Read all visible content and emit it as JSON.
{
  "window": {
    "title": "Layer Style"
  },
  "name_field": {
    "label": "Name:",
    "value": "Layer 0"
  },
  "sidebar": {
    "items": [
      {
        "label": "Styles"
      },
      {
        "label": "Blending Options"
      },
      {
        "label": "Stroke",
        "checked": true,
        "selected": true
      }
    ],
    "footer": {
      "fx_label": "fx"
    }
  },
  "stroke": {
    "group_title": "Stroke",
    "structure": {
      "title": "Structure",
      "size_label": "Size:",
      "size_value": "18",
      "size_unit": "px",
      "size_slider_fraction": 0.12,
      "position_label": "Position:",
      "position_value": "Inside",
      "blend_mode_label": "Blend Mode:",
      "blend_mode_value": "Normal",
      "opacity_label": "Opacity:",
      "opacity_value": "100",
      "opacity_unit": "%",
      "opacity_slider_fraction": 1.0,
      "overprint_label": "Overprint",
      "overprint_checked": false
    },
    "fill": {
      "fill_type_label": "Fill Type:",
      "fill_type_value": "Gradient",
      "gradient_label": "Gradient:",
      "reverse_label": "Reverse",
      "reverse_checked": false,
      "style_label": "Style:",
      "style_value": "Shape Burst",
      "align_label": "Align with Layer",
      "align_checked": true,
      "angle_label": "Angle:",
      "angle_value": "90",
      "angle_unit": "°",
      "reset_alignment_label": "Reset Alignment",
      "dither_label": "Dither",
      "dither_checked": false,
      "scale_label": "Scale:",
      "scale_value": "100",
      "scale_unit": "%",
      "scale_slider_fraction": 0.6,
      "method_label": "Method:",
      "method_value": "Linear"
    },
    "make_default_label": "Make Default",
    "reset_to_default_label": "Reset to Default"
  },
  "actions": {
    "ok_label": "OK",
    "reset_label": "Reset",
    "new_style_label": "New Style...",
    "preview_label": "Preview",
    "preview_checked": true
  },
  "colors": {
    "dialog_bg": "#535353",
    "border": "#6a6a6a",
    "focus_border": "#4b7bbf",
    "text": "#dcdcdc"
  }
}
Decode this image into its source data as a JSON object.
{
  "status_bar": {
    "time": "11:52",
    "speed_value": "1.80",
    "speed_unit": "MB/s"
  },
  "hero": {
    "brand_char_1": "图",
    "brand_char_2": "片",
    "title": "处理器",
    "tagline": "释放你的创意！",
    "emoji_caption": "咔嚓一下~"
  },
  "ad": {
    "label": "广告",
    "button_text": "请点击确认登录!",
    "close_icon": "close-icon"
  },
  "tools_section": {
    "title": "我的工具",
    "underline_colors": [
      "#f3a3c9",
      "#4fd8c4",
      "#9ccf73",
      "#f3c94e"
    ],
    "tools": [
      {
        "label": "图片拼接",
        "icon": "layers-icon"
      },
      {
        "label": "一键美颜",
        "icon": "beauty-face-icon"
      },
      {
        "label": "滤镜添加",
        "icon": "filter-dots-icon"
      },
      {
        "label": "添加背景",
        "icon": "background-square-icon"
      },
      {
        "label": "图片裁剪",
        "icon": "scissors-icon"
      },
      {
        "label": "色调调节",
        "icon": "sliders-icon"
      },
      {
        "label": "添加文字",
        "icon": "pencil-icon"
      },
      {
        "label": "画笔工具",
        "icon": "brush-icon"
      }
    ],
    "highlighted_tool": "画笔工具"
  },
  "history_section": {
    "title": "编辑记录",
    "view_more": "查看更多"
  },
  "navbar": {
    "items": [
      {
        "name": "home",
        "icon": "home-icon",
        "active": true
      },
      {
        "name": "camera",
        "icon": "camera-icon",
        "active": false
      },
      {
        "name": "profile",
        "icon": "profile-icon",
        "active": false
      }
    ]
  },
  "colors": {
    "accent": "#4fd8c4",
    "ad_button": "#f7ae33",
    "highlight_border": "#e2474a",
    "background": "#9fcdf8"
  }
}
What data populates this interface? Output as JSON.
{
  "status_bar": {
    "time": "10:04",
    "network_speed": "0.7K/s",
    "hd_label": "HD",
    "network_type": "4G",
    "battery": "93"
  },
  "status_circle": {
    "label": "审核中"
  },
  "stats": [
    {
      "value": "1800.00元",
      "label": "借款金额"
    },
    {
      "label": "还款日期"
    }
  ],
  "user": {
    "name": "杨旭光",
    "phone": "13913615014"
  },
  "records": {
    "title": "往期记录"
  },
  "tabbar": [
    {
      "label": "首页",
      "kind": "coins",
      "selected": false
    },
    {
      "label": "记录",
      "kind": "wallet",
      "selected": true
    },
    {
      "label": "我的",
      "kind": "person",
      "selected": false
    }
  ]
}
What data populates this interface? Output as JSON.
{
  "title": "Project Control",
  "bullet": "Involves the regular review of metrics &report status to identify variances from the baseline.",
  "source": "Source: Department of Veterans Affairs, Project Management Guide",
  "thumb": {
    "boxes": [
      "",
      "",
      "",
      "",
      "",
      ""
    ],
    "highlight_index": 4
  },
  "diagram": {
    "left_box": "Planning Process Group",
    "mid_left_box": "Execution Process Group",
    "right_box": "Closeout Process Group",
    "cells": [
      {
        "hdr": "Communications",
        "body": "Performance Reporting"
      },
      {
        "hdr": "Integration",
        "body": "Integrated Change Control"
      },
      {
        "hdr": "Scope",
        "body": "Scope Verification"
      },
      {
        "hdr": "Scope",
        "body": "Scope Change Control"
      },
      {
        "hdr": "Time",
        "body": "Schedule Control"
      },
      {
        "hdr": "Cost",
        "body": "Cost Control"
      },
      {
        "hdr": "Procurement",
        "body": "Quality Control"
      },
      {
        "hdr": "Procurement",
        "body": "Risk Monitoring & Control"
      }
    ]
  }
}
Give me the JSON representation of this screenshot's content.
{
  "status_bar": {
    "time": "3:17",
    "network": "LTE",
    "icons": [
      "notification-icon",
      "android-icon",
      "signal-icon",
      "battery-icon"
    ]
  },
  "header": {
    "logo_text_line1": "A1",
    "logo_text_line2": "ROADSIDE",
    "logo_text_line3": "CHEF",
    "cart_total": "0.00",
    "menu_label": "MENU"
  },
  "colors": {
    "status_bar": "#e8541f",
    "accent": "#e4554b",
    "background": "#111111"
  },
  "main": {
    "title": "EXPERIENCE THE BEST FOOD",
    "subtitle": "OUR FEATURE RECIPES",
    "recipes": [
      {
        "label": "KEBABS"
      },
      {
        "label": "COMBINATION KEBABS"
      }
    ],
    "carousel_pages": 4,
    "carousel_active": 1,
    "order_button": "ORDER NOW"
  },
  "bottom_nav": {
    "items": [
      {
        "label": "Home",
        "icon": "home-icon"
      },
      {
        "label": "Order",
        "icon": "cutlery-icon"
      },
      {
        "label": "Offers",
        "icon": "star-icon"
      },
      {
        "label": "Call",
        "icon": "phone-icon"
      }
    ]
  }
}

● Short problem
Your task is to retype all the records above with nothing left out.

● The completed task
Read all visible content and emit it as JSON.
{
  "window": {
    "title": "Layer Style"
  },
  "name_field": {
    "label": "Name:",
    "value": "Layer 0"
  },
  "sidebar": {
    "items": [
      {
        "label": "Styles"
      },
      {
        "label": "Blending Options"
      },
      {
        "label": "Stroke",
        "checked": true,
        "selected": true
      }
    ],
    "footer": {
      "fx_label": "fx"
    }
  },
  "stroke": {
    "group_title": "Stroke",
    "structure": {
      "title": "Structure",
      "size_label": "Size:",
      "size_value": "18",
      "size_unit": "px",
      "size_slider_fraction": 0.12,
      "position_label": "Position:",
      "position_value": "Inside",
      "blend_mode_label": "Blend Mode:",
      "blend_mode_value": "Normal",
      "opacity_label": "Opacity:",
      "opacity_value": "100",
      "opacity_unit": "%",
      "opacity_slider_fraction": 1.0,
      "overprint_label": "Overprint",
      "overprint_checked": false
    },
    "fill": {
      "fill_type_label": "Fill Type:",
      "fill_type_value": "Gradient",
      "gradient_label": "Gradient:",
      "reverse_label": "Reverse",
      "reverse_checked": false,
      "style_label": "Style:",
      "style_value": "Shape Burst",
      "align_label": "Align with Layer",
      "align_checked": true,
      "angle_label": "Angle:",
      "angle_value": "90",
      "angle_unit": "°",
      "reset_alignment_label": "Reset Alignment",
      "dither_label": "Dither",
      "dither_checked": false,
      "scale_label": "Scale:",
      "scale_value": "100",
      "scale_unit": "%",
      "scale_slider_fraction": 0.6,
      "method_label": "Method:",
      "method_value": "Linear"
    },
    "make_default_label": "Make Default",
    "reset_to_default_label": "Reset to Default"
  },
  "actions": {
    "ok_label": "OK",
    "reset_label": "Reset",
    "new_style_label": "New Style...",
    "preview_label": "Preview",
    "preview_checked": true
  },
  "colors": {
    "dialog_bg": "#535353",
    "border": "#6a6a6a",
    "focus_border": "#4b7bbf",
    "text": "#dcdcdc"
  }
}
Decode this image into its source data as a JSON object.
{
  "status_bar": {
    "time": "11:52",
    "speed_value": "1.80",
    "speed_unit": "MB/s"
  },
  "hero": {
    "brand_char_1": "图",
    "brand_char_2": "片",
    "title": "处理器",
    "tagline": "释放你的创意！",
    "emoji_caption": "咔嚓一下~"
  },
  "ad": {
    "label": "广告",
    "button_text": "请点击确认登录!",
    "close_icon": "close-icon"
  },
  "tools_section": {
    "title": "我的工具",
    "underline_colors": [
      "#f3a3c9",
      "#4fd8c4",
      "#9ccf73",
      "#f3c94e"
    ],
    "tools": [
      {
        "label": "图片拼接",
        "icon": "layers-icon"
      },
      {
        "label": "一键美颜",
        "icon": "beauty-face-icon"
      },
      {
        "label": "滤镜添加",
        "icon": "filter-dots-icon"
      },
      {
        "label": "添加背景",
        "icon": "background-square-icon"
      },
      {
        "label": "图片裁剪",
        "icon": "scissors-icon"
      },
      {
        "label": "色调调节",
        "icon": "sliders-icon"
      },
      {
        "label": "添加文字",
        "icon": "pencil-icon"
      },
      {
        "label": "画笔工具",
        "icon": "brush-icon"
      }
    ],
    "highlighted_tool": "画笔工具"
  },
  "history_section": {
    "title": "编辑记录",
    "view_more": "查看更多"
  },
  "navbar": {
    "items": [
      {
        "name": "home",
        "icon": "home-icon",
        "active": true
      },
      {
        "name": "camera",
        "icon": "camera-icon",
        "active": false
      },
      {
        "name": "profile",
        "icon": "profile-icon",
        "active": false
      }
    ]
  },
  "colors": {
    "accent": "#4fd8c4",
    "ad_button": "#f7ae33",
    "highlight_border": "#e2474a",
    "background": "#9fcdf8"
  }
}
What data populates this interface? Output as JSON.
{
  "status_bar": {
    "time": "10:04",
    "network_speed": "0.7K/s",
    "hd_label": "HD",
    "network_type": "4G",
    "battery": "93"
  },
  "status_circle": {
    "label": "审核中"
  },
  "stats": [
    {
      "value": "1800.00元",
      "label": "借款金额"
    },
    {
      "label": "还款日期"
    }
  ],
  "user": {
    "name": "杨旭光",
    "phone": "13913615014"
  },
  "records": {
    "title": "往期记录"
  },
  "tabbar": [
    {
      "label": "首页",
      "kind": "coins",
      "selected": false
    },
    {
      "label": "记录",
      "kind": "wallet",
      "selected": true
    },
    {
      "label": "我的",
      "kind": "person",
      "selected": false
    }
  ]
}
What data populates this interface? Output as JSON.
{
  "title": "Project Control",
  "bullet": "Involves the regular review of metrics &report status to identify variances from the baseline.",
  "source": "Source: Department of Veterans Affairs, Project Management Guide",
  "thumb": {
    "boxes": [
      "",
      "",
      "",
      "",
      "",
      ""
    ],
    "highlight_index": 4
  },
  "diagram": {
    "left_box": "Planning Process Group",
    "mid_left_box": "Execution Process Group",
    "right_box": "Closeout Process Group",
    "cells": [
      {
        "hdr": "Communications",
        "body": "Performance Reporting"
      },
      {
        "hdr": "Integration",
        "body": "Integrated Change Control"
      },
      {
        "hdr": "Scope",
        "body": "Scope Verification"
      },
      {
        "hdr": "Scope",
        "body": "Scope Change Control"
      },
      {
        "hdr": "Time",
        "body": "Schedule Control"
      },
      {
        "hdr": "Cost",
        "body": "Cost Control"
      },
      {
        "hdr": "Procurement",
        "body": "Quality Control"
      },
      {
        "hdr": "Procurement",
        "body": "Risk Monitoring & Control"
      }
    ]
  }
}
Give me the JSON representation of this screenshot's content.
{
  "status_bar": {
    "time": "3:17",
    "network": "LTE",
    "icons": [
      "notification-icon",
      "android-icon",
      "signal-icon",
      "battery-icon"
    ]
  },
  "header": {
    "logo_text_line1": "A1",
    "logo_text_line2": "ROADSIDE",
    "logo_text_line3": "CHEF",
    "cart_total": "0.00",
    "menu_label": "MENU"
  },
  "colors": {
    "status_bar": "#e8541f",
    "accent": "#e4554b",
    "background": "#111111"
  },
  "main": {
    "title": "EXPERIENCE THE BEST FOOD",
    "subtitle": "OUR FEATURE RECIPES",
    "recipes": [
      {
        "label": "KEBABS"
      },
      {
        "label": "COMBINATION KEBABS"
      }
    ],
    "carousel_pages": 4,
    "carousel_active": 1,
    "order_button": "ORDER NOW"
  },
  "bottom_nav": {
    "items": [
      {
        "label": "Home",
        "icon": "home-icon"
      },
      {
        "label": "Order",
        "icon": "cutlery-icon"
      },
      {
        "label": "Offers",
        "icon": "star-icon"
      },
      {
        "label": "Call",
        "icon": "phone-icon"
      }
    ]
  }
}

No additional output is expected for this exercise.